◆ SUPPLIED MATERIAL:
- - -

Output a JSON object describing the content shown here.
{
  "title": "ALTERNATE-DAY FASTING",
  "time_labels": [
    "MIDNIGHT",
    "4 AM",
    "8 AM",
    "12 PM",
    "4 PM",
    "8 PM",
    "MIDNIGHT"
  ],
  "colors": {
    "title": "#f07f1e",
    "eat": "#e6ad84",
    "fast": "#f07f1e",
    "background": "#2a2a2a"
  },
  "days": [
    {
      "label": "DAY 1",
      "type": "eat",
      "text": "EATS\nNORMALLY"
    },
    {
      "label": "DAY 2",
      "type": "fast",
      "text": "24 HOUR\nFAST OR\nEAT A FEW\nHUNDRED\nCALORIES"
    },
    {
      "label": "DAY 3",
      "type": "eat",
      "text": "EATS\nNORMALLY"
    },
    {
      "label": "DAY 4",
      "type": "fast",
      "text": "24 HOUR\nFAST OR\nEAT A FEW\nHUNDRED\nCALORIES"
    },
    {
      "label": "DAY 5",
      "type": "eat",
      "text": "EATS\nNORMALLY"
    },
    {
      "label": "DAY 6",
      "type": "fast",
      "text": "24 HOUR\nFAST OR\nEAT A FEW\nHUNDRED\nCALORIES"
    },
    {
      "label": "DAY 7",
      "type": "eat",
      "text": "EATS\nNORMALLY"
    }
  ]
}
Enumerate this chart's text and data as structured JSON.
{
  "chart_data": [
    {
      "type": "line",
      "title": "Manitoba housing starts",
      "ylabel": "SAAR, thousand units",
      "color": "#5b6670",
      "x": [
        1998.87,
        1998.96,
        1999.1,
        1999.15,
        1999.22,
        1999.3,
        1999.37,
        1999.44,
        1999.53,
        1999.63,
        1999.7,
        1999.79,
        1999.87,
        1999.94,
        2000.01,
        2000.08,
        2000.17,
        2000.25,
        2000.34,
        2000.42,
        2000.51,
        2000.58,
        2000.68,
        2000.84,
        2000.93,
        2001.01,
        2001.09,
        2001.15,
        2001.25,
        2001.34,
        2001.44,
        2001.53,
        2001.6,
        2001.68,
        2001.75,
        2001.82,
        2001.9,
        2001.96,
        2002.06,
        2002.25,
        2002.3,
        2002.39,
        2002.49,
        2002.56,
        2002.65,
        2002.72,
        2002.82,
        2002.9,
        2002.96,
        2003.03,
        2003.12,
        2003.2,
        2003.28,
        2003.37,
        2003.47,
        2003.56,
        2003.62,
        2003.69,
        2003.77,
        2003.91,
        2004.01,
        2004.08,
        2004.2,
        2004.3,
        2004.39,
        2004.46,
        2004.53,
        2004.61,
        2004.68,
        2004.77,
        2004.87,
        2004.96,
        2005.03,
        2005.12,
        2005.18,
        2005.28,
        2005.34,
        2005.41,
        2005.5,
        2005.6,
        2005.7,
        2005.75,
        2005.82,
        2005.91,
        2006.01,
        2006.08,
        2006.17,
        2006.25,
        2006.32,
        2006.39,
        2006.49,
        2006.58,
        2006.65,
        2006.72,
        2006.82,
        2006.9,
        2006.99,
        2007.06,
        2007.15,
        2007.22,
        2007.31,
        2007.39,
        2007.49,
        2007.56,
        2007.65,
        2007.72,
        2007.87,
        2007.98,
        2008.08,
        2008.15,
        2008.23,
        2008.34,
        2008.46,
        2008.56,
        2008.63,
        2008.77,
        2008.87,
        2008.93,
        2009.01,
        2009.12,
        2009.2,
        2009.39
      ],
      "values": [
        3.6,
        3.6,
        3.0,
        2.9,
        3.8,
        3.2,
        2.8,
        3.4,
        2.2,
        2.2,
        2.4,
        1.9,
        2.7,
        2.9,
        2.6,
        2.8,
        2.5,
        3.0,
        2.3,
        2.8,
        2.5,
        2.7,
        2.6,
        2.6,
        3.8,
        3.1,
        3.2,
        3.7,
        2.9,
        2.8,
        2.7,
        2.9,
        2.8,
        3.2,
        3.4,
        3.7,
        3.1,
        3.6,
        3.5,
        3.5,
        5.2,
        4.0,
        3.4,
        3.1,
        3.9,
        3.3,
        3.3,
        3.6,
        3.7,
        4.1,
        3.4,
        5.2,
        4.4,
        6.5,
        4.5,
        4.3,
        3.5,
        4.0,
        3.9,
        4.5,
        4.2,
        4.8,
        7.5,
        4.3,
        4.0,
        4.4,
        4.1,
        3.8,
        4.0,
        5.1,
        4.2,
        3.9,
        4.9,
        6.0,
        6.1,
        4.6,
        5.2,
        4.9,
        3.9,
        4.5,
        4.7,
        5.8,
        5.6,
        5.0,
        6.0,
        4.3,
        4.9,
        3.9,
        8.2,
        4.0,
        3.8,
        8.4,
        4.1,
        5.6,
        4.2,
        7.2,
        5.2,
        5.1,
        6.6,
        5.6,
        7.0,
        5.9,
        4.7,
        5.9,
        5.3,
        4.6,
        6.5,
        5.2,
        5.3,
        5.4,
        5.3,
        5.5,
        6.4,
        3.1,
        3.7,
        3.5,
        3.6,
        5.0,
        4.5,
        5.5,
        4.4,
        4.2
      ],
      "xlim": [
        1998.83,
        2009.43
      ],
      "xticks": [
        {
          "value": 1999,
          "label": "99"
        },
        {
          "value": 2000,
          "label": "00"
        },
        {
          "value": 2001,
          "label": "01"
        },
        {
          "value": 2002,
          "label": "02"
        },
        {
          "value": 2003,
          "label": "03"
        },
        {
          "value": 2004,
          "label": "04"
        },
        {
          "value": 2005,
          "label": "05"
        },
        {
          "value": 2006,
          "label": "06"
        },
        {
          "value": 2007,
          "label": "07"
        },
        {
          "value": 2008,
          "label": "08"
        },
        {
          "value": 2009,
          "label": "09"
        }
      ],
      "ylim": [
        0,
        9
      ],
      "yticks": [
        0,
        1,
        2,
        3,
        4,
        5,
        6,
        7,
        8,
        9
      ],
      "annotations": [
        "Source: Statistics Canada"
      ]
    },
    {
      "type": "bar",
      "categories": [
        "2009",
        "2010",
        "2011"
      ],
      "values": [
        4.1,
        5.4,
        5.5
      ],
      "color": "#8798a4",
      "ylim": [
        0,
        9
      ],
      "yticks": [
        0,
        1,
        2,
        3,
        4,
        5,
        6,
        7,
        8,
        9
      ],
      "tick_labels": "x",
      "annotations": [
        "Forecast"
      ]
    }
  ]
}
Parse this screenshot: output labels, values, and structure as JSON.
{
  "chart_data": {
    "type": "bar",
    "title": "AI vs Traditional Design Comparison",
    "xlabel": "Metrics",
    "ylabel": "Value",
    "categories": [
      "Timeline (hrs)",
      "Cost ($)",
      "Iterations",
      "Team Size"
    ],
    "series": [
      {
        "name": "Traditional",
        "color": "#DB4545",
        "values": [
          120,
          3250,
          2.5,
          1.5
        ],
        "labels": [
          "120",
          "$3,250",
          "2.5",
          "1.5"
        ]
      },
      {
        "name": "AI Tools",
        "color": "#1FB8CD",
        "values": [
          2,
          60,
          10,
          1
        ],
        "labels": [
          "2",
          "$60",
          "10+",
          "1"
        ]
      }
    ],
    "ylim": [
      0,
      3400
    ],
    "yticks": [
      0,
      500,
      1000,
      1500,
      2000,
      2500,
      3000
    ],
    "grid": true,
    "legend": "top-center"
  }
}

- - -

◆ DIRECTIONS FOR THIS TASK: Copy out each line above, character for character.

◆ COMPLETE OUTPUT:
Output a JSON object describing the content shown here.
{
  "title": "ALTERNATE-DAY FASTING",
  "time_labels": [
    "MIDNIGHT",
    "4 AM",
    "8 AM",
    "12 PM",
    "4 PM",
    "8 PM",
    "MIDNIGHT"
  ],
  "colors": {
    "title": "#f07f1e",
    "eat": "#e6ad84",
    "fast": "#f07f1e",
    "background": "#2a2a2a"
  },
  "days": [
    {
      "label": "DAY 1",
      "type": "eat",
      "text": "EATS\nNORMALLY"
    },
    {
      "label": "DAY 2",
      "type": "fast",
      "text": "24 HOUR\nFAST OR\nEAT A FEW\nHUNDRED\nCALORIES"
    },
    {
      "label": "DAY 3",
      "type": "eat",
      "text": "EATS\nNORMALLY"
    },
    {
      "label": "DAY 4",
      "type": "fast",
      "text": "24 HOUR\nFAST OR\nEAT A FEW\nHUNDRED\nCALORIES"
    },
    {
      "label": "DAY 5",
      "type": "eat",
      "text": "EATS\nNORMALLY"
    },
    {
      "label": "DAY 6",
      "type": "fast",
      "text": "24 HOUR\nFAST OR\nEAT A FEW\nHUNDRED\nCALORIES"
    },
    {
      "label": "DAY 7",
      "type": "eat",
      "text": "EATS\nNORMALLY"
    }
  ]
}
Enumerate this chart's text and data as structured JSON.
{
  "chart_data": [
    {
      "type": "line",
      "title": "Manitoba housing starts",
      "ylabel": "SAAR, thousand units",
      "color": "#5b6670",
      "x": [
        1998.87,
        1998.96,
        1999.1,
        1999.15,
        1999.22,
        1999.3,
        1999.37,
        1999.44,
        1999.53,
        1999.63,
        1999.7,
        1999.79,
        1999.87,
        1999.94,
        2000.01,
        2000.08,
        2000.17,
        2000.25,
        2000.34,
        2000.42,
        2000.51,
        2000.58,
        2000.68,
        2000.84,
        2000.93,
        2001.01,
        2001.09,
        2001.15,
        2001.25,
        2001.34,
        2001.44,
        2001.53,
        2001.6,
        2001.68,
        2001.75,
        2001.82,
        2001.9,
        2001.96,
        2002.06,
        2002.25,
        2002.3,
        2002.39,
        2002.49,
        2002.56,
        2002.65,
        2002.72,
        2002.82,
        2002.9,
        2002.96,
        2003.03,
        2003.12,
        2003.2,
        2003.28,
        2003.37,
        2003.47,
        2003.56,
        2003.62,
        2003.69,
        2003.77,
        2003.91,
        2004.01,
        2004.08,
        2004.2,
        2004.3,
        2004.39,
        2004.46,
        2004.53,
        2004.61,
        2004.68,
        2004.77,
        2004.87,
        2004.96,
        2005.03,
        2005.12,
        2005.18,
        2005.28,
        2005.34,
        2005.41,
        2005.5,
        2005.6,
        2005.7,
        2005.75,
        2005.82,
        2005.91,
        2006.01,
        2006.08,
        2006.17,
        2006.25,
        2006.32,
        2006.39,
        2006.49,
        2006.58,
        2006.65,
        2006.72,
        2006.82,
        2006.9,
        2006.99,
        2007.06,
        2007.15,
        2007.22,
        2007.31,
        2007.39,
        2007.49,
        2007.56,
        2007.65,
        2007.72,
        2007.87,
        2007.98,
        2008.08,
        2008.15,
        2008.23,
        2008.34,
        2008.46,
        2008.56,
        2008.63,
        2008.77,
        2008.87,
        2008.93,
        2009.01,
        2009.12,
        2009.2,
        2009.39
      ],
      "values": [
        3.6,
        3.6,
        3.0,
        2.9,
        3.8,
        3.2,
        2.8,
        3.4,
        2.2,
        2.2,
        2.4,
        1.9,
        2.7,
        2.9,
        2.6,
        2.8,
        2.5,
        3.0,
        2.3,
        2.8,
        2.5,
        2.7,
        2.6,
        2.6,
        3.8,
        3.1,
        3.2,
        3.7,
        2.9,
        2.8,
        2.7,
        2.9,
        2.8,
        3.2,
        3.4,
        3.7,
        3.1,
        3.6,
        3.5,
        3.5,
        5.2,
        4.0,
        3.4,
        3.1,
        3.9,
        3.3,
        3.3,
        3.6,
        3.7,
        4.1,
        3.4,
        5.2,
        4.4,
        6.5,
        4.5,
        4.3,
        3.5,
        4.0,
        3.9,
        4.5,
        4.2,
        4.8,
        7.5,
        4.3,
        4.0,
        4.4,
        4.1,
        3.8,
        4.0,
        5.1,
        4.2,
        3.9,
        4.9,
        6.0,
        6.1,
        4.6,
        5.2,
        4.9,
        3.9,
        4.5,
        4.7,
        5.8,
        5.6,
        5.0,
        6.0,
        4.3,
        4.9,
        3.9,
        8.2,
        4.0,
        3.8,
        8.4,
        4.1,
        5.6,
        4.2,
        7.2,
        5.2,
        5.1,
        6.6,
        5.6,
        7.0,
        5.9,
        4.7,
        5.9,
        5.3,
        4.6,
        6.5,
        5.2,
        5.3,
        5.4,
        5.3,
        5.5,
        6.4,
        3.1,
        3.7,
        3.5,
        3.6,
        5.0,
        4.5,
        5.5,
        4.4,
        4.2
      ],
      "xlim": [
        1998.83,
        2009.43
      ],
      "xticks": [
        {
          "value": 1999,
          "label": "99"
        },
        {
          "value": 2000,
          "label": "00"
        },
        {
          "value": 2001,
          "label": "01"
        },
        {
          "value": 2002,
          "label": "02"
        },
        {
          "value": 2003,
          "label": "03"
        },
        {
          "value": 2004,
          "label": "04"
        },
        {
          "value": 2005,
          "label": "05"
        },
        {
          "value": 2006,
          "label": "06"
        },
        {
          "value": 2007,
          "label": "07"
        },
        {
          "value": 2008,
          "label": "08"
        },
        {
          "value": 2009,
          "label": "09"
        }
      ],
      "ylim": [
        0,
        9
      ],
      "yticks": [
        0,
        1,
        2,
        3,
        4,
        5,
        6,
        7,
        8,
        9
      ],
      "annotations": [
        "Source: Statistics Canada"
      ]
    },
    {
      "type": "bar",
      "categories": [
        "2009",
        "2010",
        "2011"
      ],
      "values": [
        4.1,
        5.4,
        5.5
      ],
      "color": "#8798a4",
      "ylim": [
        0,
        9
      ],
      "yticks": [
        0,
        1,
        2,
        3,
        4,
        5,
        6,
        7,
        8,
        9
      ],
      "tick_labels": "x",
      "annotations": [
        "Forecast"
      ]
    }
  ]
}
Parse this screenshot: output labels, values, and structure as JSON.
{
  "chart_data": {
    "type": "bar",
    "title": "AI vs Traditional Design Comparison",
    "xlabel": "Metrics",
    "ylabel": "Value",
    "categories": [
      "Timeline (hrs)",
      "Cost ($)",
      "Iterations",
      "Team Size"
    ],
    "series": [
      {
        "name": "Traditional",
        "color": "#DB4545",
        "values": [
          120,
          3250,
          2.5,
          1.5
        ],
        "labels": [
          "120",
          "$3,250",
          "2.5",
          "1.5"
        ]
      },
      {
        "name": "AI Tools",
        "color": "#1FB8CD",
        "values": [
          2,
          60,
          10,
          1
        ],
        "labels": [
          "2",
          "$60",
          "10+",
          "1"
        ]
      }
    ],
    "ylim": [
      0,
      3400
    ],
    "yticks": [
      0,
      500,
      1000,
      1500,
      2000,
      2500,
      3000
    ],
    "grid": true,
    "legend": "top-center"
  }
}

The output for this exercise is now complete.